**Source data**
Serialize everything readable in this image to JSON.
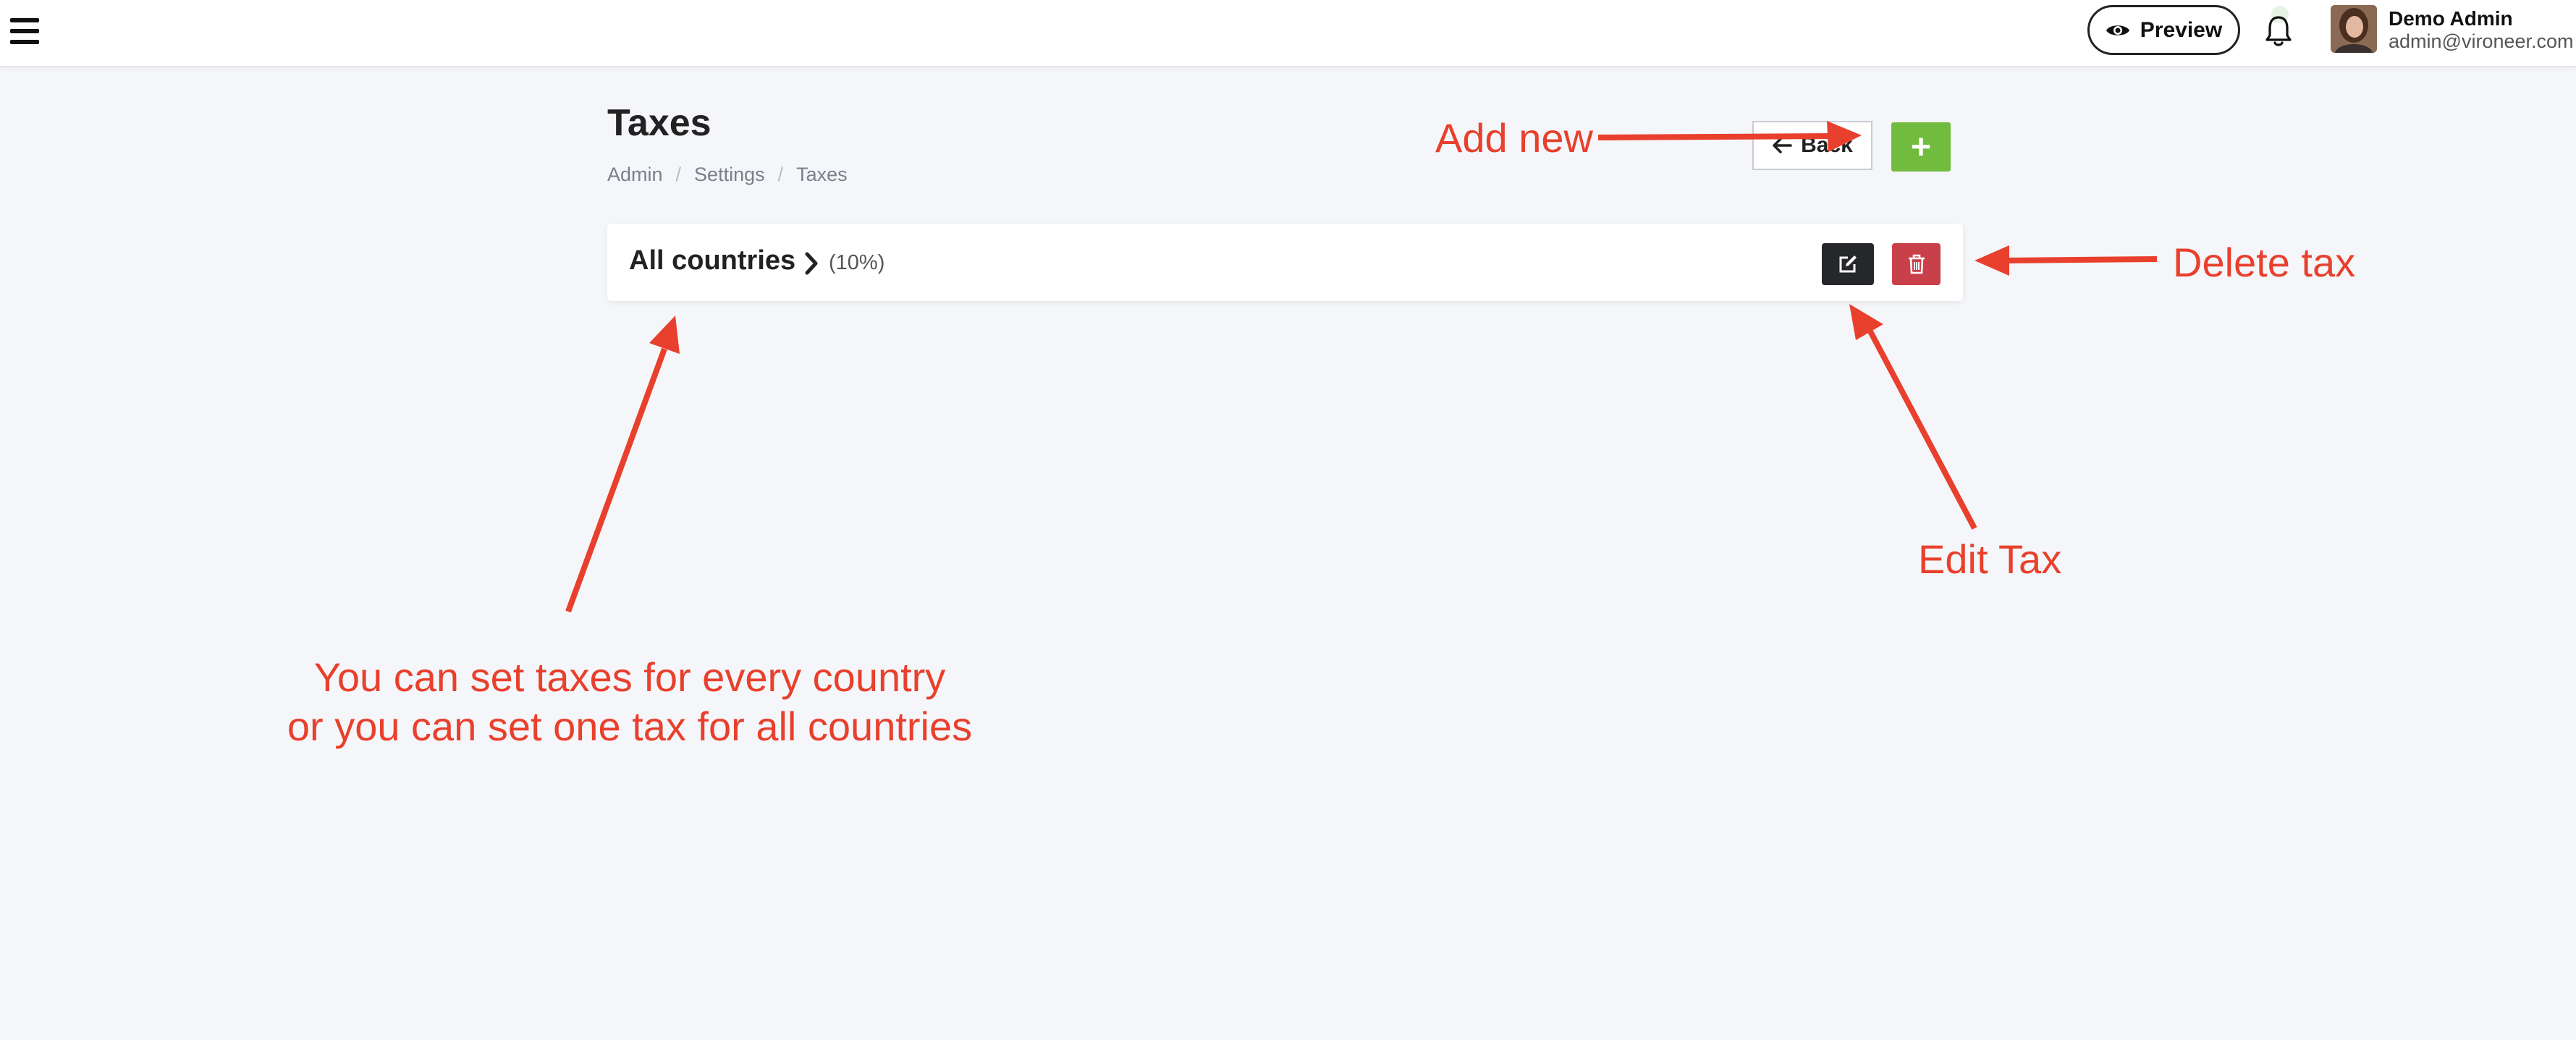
{
  "header": {
    "preview_label": "Preview",
    "user_name": "Demo Admin",
    "user_email": "admin@vironeer.com"
  },
  "page": {
    "title": "Taxes",
    "breadcrumb": [
      "Admin",
      "Settings",
      "Taxes"
    ],
    "back_label": "Back",
    "add_label": "+"
  },
  "taxes": [
    {
      "name": "All countries",
      "rate": "(10%)"
    }
  ],
  "annotations": {
    "add_new": "Add new",
    "delete_tax": "Delete tax",
    "edit_tax": "Edit Tax",
    "tip_line1": "You can set taxes for every country",
    "tip_line2": "or you can set one tax for all countries"
  },
  "colors": {
    "accent_green": "#71bb3e",
    "danger_red": "#c9404a",
    "dark": "#25272b",
    "annotation": "#e8402d"
  },
  "icons": [
    "menu-icon",
    "eye-icon",
    "bell-icon",
    "arrow-left-icon",
    "plus-icon",
    "chevron-right-icon",
    "edit-icon",
    "trash-icon"
  ]
}
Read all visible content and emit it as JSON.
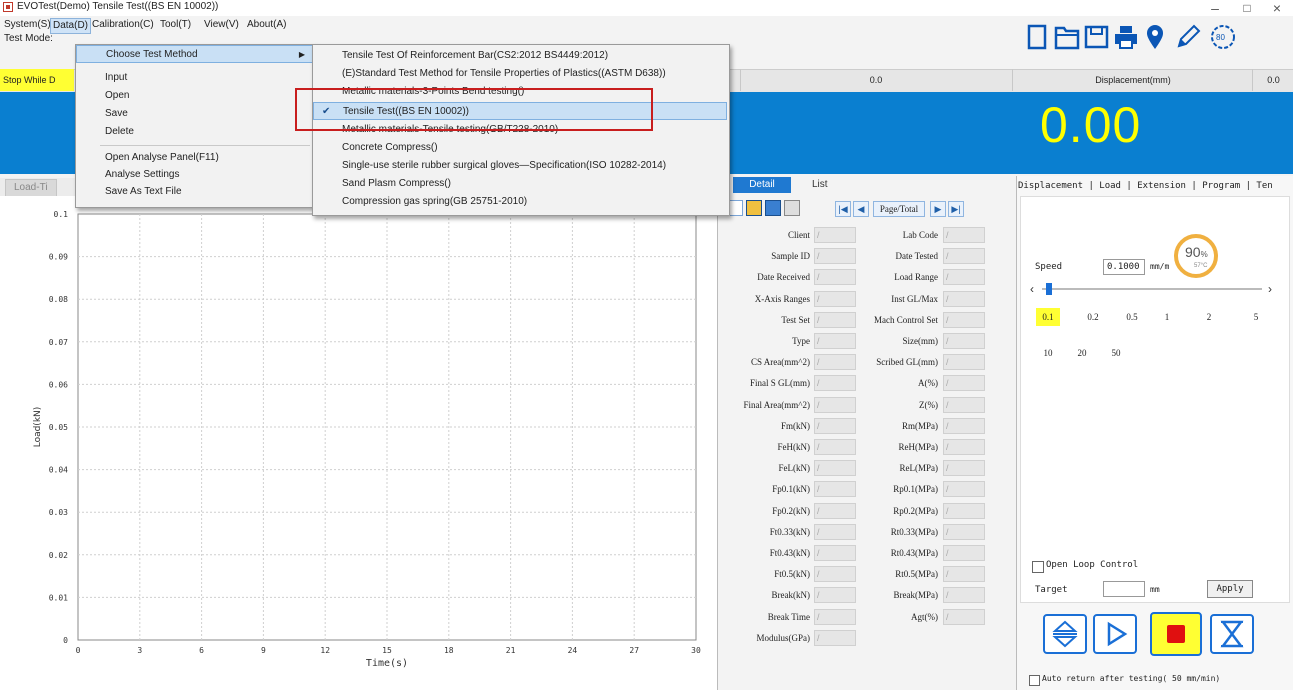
{
  "window": {
    "title": "EVOTest(Demo) Tensile Test((BS EN 10002))",
    "minimize": "–",
    "maximize": "□",
    "close": "×"
  },
  "menubar": {
    "items": [
      "System(S)",
      "Data(D)",
      "Calibration(C)",
      "Tool(T)",
      "View(V)",
      "About(A)"
    ],
    "test_mode_label": "Test Mode:"
  },
  "toolbar_icons": [
    "new-icon",
    "open-icon",
    "save-icon",
    "print-icon",
    "location-icon",
    "edit-icon",
    "speed-icon"
  ],
  "status": {
    "stop_while": "Stop While D",
    "reading_left_value": "0.0",
    "displacement_label": "Displacement(mm)",
    "displacement_value": "0.0"
  },
  "display": {
    "left_partial": ")",
    "right_value": "0.00"
  },
  "left_tab": "Load-Ti",
  "data_menu": {
    "choose": "Choose Test Method",
    "items": [
      "Input",
      "Open",
      "Save",
      "Delete"
    ],
    "items2": [
      "Open Analyse Panel(F11)",
      "Analyse Settings",
      "Save As Text File"
    ]
  },
  "test_methods": [
    "Tensile Test Of Reinforcement Bar(CS2:2012  BS4449:2012)",
    "(E)Standard Test Method for Tensile Properties of Plastics((ASTM D638))",
    "Metallic materials-3-Points Bend testing()",
    "Tensile Test((BS EN 10002))",
    "Metallic materials-Tensile testing(GB/T228-2010)",
    "Concrete Compress()",
    "Single-use sterile rubber surgical gloves—Specification(ISO 10282-2014)",
    "Sand Plasm Compress()",
    "Compression gas spring(GB 25751-2010)"
  ],
  "selected_test_method": "Tensile Test((BS EN 10002))",
  "chart_data": {
    "type": "line",
    "title": "",
    "xlabel": "Time(s)",
    "ylabel": "Load(kN)",
    "xlim": [
      0,
      30
    ],
    "ylim": [
      0,
      0.1
    ],
    "x_ticks": [
      "0",
      "3",
      "6",
      "9",
      "12",
      "15",
      "18",
      "21",
      "24",
      "27",
      "30"
    ],
    "y_ticks": [
      "0",
      "0.01",
      "0.02",
      "0.03",
      "0.04",
      "0.05",
      "0.06",
      "0.07",
      "0.08",
      "0.09",
      "0.1"
    ],
    "grid": true,
    "series": []
  },
  "detail": {
    "tab_detail": "Detail",
    "tab_list": "List",
    "page_total": "Page/Total",
    "left_fields": [
      "Client",
      "Sample ID",
      "Date Received",
      "X-Axis Ranges",
      "Test Set",
      "Type",
      "CS Area(mm^2)",
      "Final S GL(mm)",
      "Final Area(mm^2)",
      "Fm(kN)",
      "FeH(kN)",
      "FeL(kN)",
      "Fp0.1(kN)",
      "Fp0.2(kN)",
      "Ft0.33(kN)",
      "Ft0.43(kN)",
      "Ft0.5(kN)",
      "Break(kN)",
      "Break Time",
      "Modulus(GPa)"
    ],
    "right_fields": [
      "Lab Code",
      "Date Tested",
      "Load Range",
      "Inst GL/Max",
      "Mach Control Set",
      "Size(mm)",
      "Scribed GL(mm)",
      "A(%)",
      "Z(%)",
      "Rm(MPa)",
      "ReH(MPa)",
      "ReL(MPa)",
      "Rp0.1(MPa)",
      "Rp0.2(MPa)",
      "Rt0.33(MPa)",
      "Rt0.43(MPa)",
      "Rt0.5(MPa)",
      "Break(MPa)",
      "Agt(%)"
    ]
  },
  "right_panel": {
    "tabs": "Displacement | Load | Extension | Program | Ten",
    "speed_label": "Speed",
    "speed_value": "0.1000",
    "speed_unit": "mm/m",
    "gauge_percent": "90",
    "gauge_percent_sign": "%",
    "gauge_temp": "57°C",
    "speed_options": [
      "0.1",
      "0.2",
      "0.5",
      "1",
      "2",
      "5",
      "10",
      "20",
      "50"
    ],
    "open_loop": "Open Loop Control",
    "target_label": "Target",
    "target_unit": "mm",
    "apply": "Apply",
    "auto_return": "Auto return after testing( 50   mm/min)"
  }
}
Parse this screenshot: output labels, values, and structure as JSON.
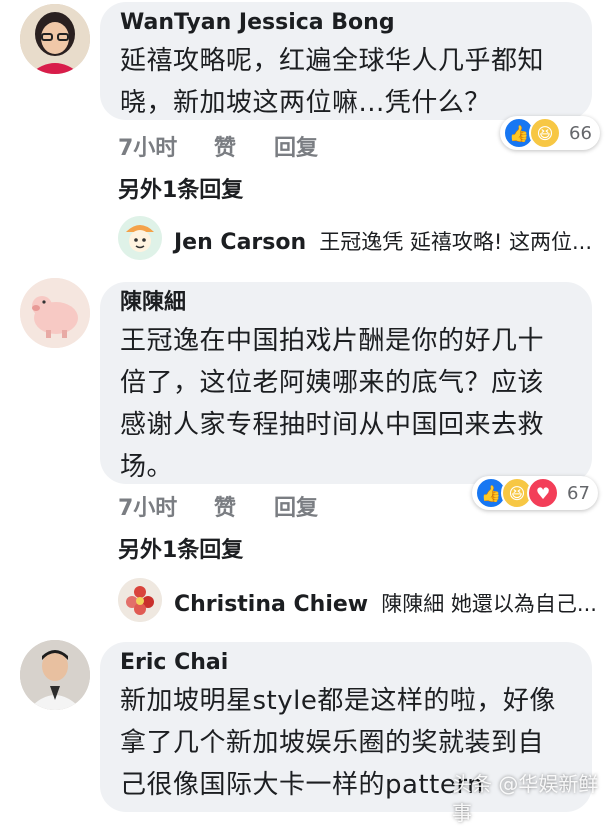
{
  "comments": [
    {
      "name": "WanTyan Jessica Bong",
      "lines": [
        "延禧攻略呢，红遍全球华人几乎都知",
        "晓，新加坡这两位嘛...凭什么？"
      ],
      "time": "7小时",
      "like": "赞",
      "reply": "回复",
      "reaction_count": "66",
      "more_replies": "另外1条回复",
      "reply_preview": {
        "name": "Jen Carson",
        "text": "王冠逸凭 延禧攻略! 这两位..."
      }
    },
    {
      "name": "陳陳細",
      "lines": [
        "王冠逸在中国拍戏片酬是你的好几十",
        "倍了，这位老阿姨哪来的底气？应该",
        "感谢人家专程抽时间从中国回来去救",
        "场。"
      ],
      "time": "7小时",
      "like": "赞",
      "reply": "回复",
      "reaction_count": "67",
      "more_replies": "另外1条回复",
      "reply_preview": {
        "name": "Christina Chiew",
        "text": "陳陳細 她還以為自己..."
      }
    },
    {
      "name": "Eric Chai",
      "lines": [
        "新加坡明星style都是这样的啦，好像",
        "拿了几个新加坡娱乐圈的奖就装到自",
        "己很像国际大卡一样的pattern"
      ]
    }
  ],
  "watermark": "头条 @华娱新鲜事"
}
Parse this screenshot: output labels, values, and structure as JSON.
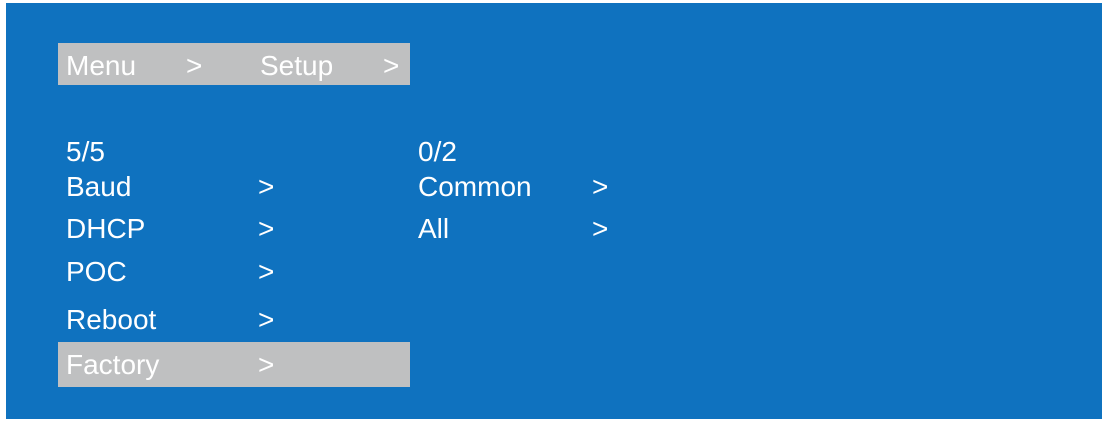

**Stated problem**
Transcribe each entry precisely as given, leaving the pictures out.

**Complete output**
Serialize everything readable in this image to JSON.
{
  "header": {
    "preview_label": "Preview",
    "user_name": "Demo Admin",
    "user_email": "admin@vironeer.com"
  },
  "page": {
    "title": "Taxes",
    "breadcrumb": [
      "Admin",
      "Settings",
      "Taxes"
    ],
    "back_label": "Back",
    "add_label": "+"
  },
  "taxes": [
    {
      "name": "All countries",
      "rate": "(10%)"
    }
  ],
  "annotations": {
    "add_new": "Add new",
    "delete_tax": "Delete tax",
    "edit_tax": "Edit Tax",
    "tip_line1": "You can set taxes for every country",
    "tip_line2": "or you can set one tax for all countries"
  },
  "colors": {
    "accent_green": "#71bb3e",
    "danger_red": "#c9404a",
    "dark": "#25272b",
    "annotation": "#e8402d"
  },
  "icons": [
    "menu-icon",
    "eye-icon",
    "bell-icon",
    "arrow-left-icon",
    "plus-icon",
    "chevron-right-icon",
    "edit-icon",
    "trash-icon"
  ]
}
Read all visible content and emit it as JSON.
{
  "window": {
    "title": "EVOTest(Demo) Tensile Test((BS EN 10002))",
    "minimize": "–",
    "maximize": "□",
    "close": "×"
  },
  "menubar": {
    "items": [
      "System(S)",
      "Data(D)",
      "Calibration(C)",
      "Tool(T)",
      "View(V)",
      "About(A)"
    ],
    "test_mode_label": "Test Mode:"
  },
  "toolbar_icons": [
    "new-icon",
    "open-icon",
    "save-icon",
    "print-icon",
    "location-icon",
    "edit-icon",
    "speed-icon"
  ],
  "status": {
    "stop_while": "Stop While D",
    "reading_left_value": "0.0",
    "displacement_label": "Displacement(mm)",
    "displacement_value": "0.0"
  },
  "display": {
    "left_partial": ")",
    "right_value": "0.00"
  },
  "left_tab": "Load-Ti",
  "data_menu": {
    "choose": "Choose Test Method",
    "items": [
      "Input",
      "Open",
      "Save",
      "Delete"
    ],
    "items2": [
      "Open Analyse Panel(F11)",
      "Analyse Settings",
      "Save As Text File"
    ]
  },
  "test_methods": [
    "Tensile Test Of Reinforcement Bar(CS2:2012  BS4449:2012)",
    "(E)Standard Test Method for Tensile Properties of Plastics((ASTM D638))",
    "Metallic materials-3-Points Bend testing()",
    "Tensile Test((BS EN 10002))",
    "Metallic materials-Tensile testing(GB/T228-2010)",
    "Concrete Compress()",
    "Single-use sterile rubber surgical gloves—Specification(ISO 10282-2014)",
    "Sand Plasm Compress()",
    "Compression gas spring(GB 25751-2010)"
  ],
  "selected_test_method": "Tensile Test((BS EN 10002))",
  "chart_data": {
    "type": "line",
    "title": "",
    "xlabel": "Time(s)",
    "ylabel": "Load(kN)",
    "xlim": [
      0,
      30
    ],
    "ylim": [
      0,
      0.1
    ],
    "x_ticks": [
      "0",
      "3",
      "6",
      "9",
      "12",
      "15",
      "18",
      "21",
      "24",
      "27",
      "30"
    ],
    "y_ticks": [
      "0",
      "0.01",
      "0.02",
      "0.03",
      "0.04",
      "0.05",
      "0.06",
      "0.07",
      "0.08",
      "0.09",
      "0.1"
    ],
    "grid": true,
    "series": []
  },
  "detail": {
    "tab_detail": "Detail",
    "tab_list": "List",
    "page_total": "Page/Total",
    "left_fields": [
      "Client",
      "Sample ID",
      "Date Received",
      "X-Axis Ranges",
      "Test Set",
      "Type",
      "CS Area(mm^2)",
      "Final S GL(mm)",
      "Final Area(mm^2)",
      "Fm(kN)",
      "FeH(kN)",
      "FeL(kN)",
      "Fp0.1(kN)",
      "Fp0.2(kN)",
      "Ft0.33(kN)",
      "Ft0.43(kN)",
      "Ft0.5(kN)",
      "Break(kN)",
      "Break Time",
      "Modulus(GPa)"
    ],
    "right_fields": [
      "Lab Code",
      "Date Tested",
      "Load Range",
      "Inst GL/Max",
      "Mach Control Set",
      "Size(mm)",
      "Scribed GL(mm)",
      "A(%)",
      "Z(%)",
      "Rm(MPa)",
      "ReH(MPa)",
      "ReL(MPa)",
      "Rp0.1(MPa)",
      "Rp0.2(MPa)",
      "Rt0.33(MPa)",
      "Rt0.43(MPa)",
      "Rt0.5(MPa)",
      "Break(MPa)",
      "Agt(%)"
    ]
  },
  "right_panel": {
    "tabs": "Displacement | Load | Extension | Program | Ten",
    "speed_label": "Speed",
    "speed_value": "0.1000",
    "speed_unit": "mm/m",
    "gauge_percent": "90",
    "gauge_percent_sign": "%",
    "gauge_temp": "57°C",
    "speed_options": [
      "0.1",
      "0.2",
      "0.5",
      "1",
      "2",
      "5",
      "10",
      "20",
      "50"
    ],
    "open_loop": "Open Loop Control",
    "target_label": "Target",
    "target_unit": "mm",
    "apply": "Apply",
    "auto_return": "Auto return after testing( 50   mm/min)"
  }
}
Parse this screenshot: output labels, values, and structure as JSON.
{
  "comments": [
    {
      "name": "WanTyan Jessica Bong",
      "lines": [
        "延禧攻略呢，红遍全球华人几乎都知",
        "晓，新加坡这两位嘛...凭什么？"
      ],
      "time": "7小时",
      "like": "赞",
      "reply": "回复",
      "reaction_count": "66",
      "more_replies": "另外1条回复",
      "reply_preview": {
        "name": "Jen Carson",
        "text": "王冠逸凭 延禧攻略! 这两位..."
      }
    },
    {
      "name": "陳陳細",
      "lines": [
        "王冠逸在中国拍戏片酬是你的好几十",
        "倍了，这位老阿姨哪来的底气？应该",
        "感谢人家专程抽时间从中国回来去救",
        "场。"
      ],
      "time": "7小时",
      "like": "赞",
      "reply": "回复",
      "reaction_count": "67",
      "more_replies": "另外1条回复",
      "reply_preview": {
        "name": "Christina Chiew",
        "text": "陳陳細 她還以為自己..."
      }
    },
    {
      "name": "Eric Chai",
      "lines": [
        "新加坡明星style都是这样的啦，好像",
        "拿了几个新加坡娱乐圈的奖就装到自",
        "己很像国际大卡一样的pattern"
      ]
    }
  ],
  "watermark": "头条 @华娱新鲜事"
}
Parse this screenshot: output labels, values, and structure as JSON.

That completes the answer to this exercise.